Passage provided START
Southwest Florida's turtle numbers in peril as agencies clash, poaching bust fizzles
What was touted as a precedent-setting surgical strike against Southwest Florida’s shadowy turtle trafficking trade now appears to have largely unraveled two years later, leaving wildlife advocates frustrated.
In 2019, the Florida Fish and Wildlife Conservation Commission threw a press conference announcing its largest turtle poaching bust in recent history.
The normally reserved agency summoned reporters and photographers to its Fort Myers office, where a series of officers and officials took turns stepping to the microphone to reveal the scope of their success.
A pair of Fort Myers men, then-39-year-old ringleader Michael Boesenberg and helper Michael Clemons, then 23, faced dozens of charges for taking thousands of native Florida turtles from the wild to sell on a thriving black market. Over six months, agents documented more than 4,000 turtles snatched and sold.
They flashed image after image of turtles packed into kiddie pools and piled into plastic bins: delicately colored box turtles, gold-striped mud turtles, tiny chicken turtles, long-snouted softshells and rare diamondback terrapins, all originally destined for Asia, where they’re prized as high-status pets that can retail for up to $10,000 per specimen.
Passage provided END
> _Action item A_
From the turtle poaching article, extract the passage starting with "The normally reserved" and going on through "snatched and sold.".
> _Action item B_
List every kind of turtle that the turtle poaching article names in its description of the officers' images.
Rely only on the article above when doing the tasks.
Information START
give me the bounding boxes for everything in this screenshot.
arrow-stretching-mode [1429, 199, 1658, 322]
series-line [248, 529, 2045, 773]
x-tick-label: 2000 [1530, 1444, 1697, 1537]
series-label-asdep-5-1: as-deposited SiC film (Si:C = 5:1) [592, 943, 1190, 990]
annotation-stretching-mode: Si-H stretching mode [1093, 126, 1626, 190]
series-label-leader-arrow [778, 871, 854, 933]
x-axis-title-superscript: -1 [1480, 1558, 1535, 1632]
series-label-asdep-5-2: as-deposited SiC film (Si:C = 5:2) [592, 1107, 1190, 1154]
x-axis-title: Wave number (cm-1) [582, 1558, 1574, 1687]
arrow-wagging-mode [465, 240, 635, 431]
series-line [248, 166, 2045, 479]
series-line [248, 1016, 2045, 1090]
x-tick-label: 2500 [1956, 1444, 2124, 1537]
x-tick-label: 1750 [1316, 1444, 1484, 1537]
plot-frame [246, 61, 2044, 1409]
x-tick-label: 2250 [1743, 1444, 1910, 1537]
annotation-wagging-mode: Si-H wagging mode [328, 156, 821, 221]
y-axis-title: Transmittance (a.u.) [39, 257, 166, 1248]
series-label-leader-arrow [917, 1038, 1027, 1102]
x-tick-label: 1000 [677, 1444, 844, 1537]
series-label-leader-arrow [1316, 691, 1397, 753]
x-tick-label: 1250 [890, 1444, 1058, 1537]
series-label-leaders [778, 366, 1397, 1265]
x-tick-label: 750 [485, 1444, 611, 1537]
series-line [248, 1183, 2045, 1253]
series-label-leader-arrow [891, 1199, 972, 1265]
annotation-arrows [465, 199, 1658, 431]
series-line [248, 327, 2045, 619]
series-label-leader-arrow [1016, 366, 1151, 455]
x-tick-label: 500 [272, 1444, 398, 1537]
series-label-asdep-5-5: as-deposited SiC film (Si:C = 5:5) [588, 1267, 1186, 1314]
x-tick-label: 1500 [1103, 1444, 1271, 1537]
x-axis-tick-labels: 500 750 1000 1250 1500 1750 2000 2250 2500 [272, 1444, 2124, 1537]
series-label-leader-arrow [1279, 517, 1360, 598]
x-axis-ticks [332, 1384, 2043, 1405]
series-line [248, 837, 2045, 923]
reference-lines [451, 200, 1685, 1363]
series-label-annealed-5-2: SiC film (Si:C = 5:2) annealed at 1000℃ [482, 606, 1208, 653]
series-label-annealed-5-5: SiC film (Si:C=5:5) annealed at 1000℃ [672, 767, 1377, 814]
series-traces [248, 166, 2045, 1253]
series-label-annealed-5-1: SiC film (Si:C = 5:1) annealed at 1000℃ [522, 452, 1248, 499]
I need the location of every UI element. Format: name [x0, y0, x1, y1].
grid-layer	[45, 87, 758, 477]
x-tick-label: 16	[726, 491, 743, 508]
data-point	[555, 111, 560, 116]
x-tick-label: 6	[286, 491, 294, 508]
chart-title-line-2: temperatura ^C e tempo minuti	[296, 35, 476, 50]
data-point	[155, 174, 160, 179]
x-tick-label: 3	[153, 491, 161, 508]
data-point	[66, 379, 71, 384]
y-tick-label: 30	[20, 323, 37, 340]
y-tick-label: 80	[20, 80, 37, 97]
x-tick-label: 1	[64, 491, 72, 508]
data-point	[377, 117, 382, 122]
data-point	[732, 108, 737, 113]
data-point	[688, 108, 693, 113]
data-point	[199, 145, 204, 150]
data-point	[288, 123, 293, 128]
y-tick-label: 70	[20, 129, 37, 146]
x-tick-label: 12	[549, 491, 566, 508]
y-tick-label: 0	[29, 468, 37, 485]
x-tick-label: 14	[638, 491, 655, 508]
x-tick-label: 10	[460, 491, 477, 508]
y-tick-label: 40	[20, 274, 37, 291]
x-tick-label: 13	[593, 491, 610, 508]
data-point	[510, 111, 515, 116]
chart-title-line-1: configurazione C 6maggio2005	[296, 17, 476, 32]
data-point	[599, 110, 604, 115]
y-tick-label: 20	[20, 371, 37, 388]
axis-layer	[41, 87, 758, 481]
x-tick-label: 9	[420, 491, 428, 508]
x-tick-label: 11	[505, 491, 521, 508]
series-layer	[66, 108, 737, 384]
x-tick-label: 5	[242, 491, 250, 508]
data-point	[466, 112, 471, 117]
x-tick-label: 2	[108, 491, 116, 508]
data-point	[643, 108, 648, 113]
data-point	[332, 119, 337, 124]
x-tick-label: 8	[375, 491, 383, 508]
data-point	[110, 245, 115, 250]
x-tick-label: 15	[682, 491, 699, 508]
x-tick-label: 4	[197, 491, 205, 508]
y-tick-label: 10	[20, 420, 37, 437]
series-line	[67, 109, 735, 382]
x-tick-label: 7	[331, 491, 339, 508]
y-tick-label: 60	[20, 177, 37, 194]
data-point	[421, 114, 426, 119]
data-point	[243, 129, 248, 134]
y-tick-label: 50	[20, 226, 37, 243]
Information END
> _Task solution A_
The normally reserved agency summoned reporters and photographers to its Fort Myers office, where a series of officers and officials took turns stepping to the microphone to reveal the scope of their success.
A pair of Fort Myers men, then-39-year-old ringleader Michael Boesenberg and helper Michael Clemons, then 23, faced dozens of charges for taking thousands of native Florida turtles from the wild to sell on a thriving black market. Over six months, agents documented more than 4,000 turtles snatched and sold.

> _Task solution B_
- Box turtles
- Mud turtles
- Chicken turtles
- Softshells
- Diamondback terrapins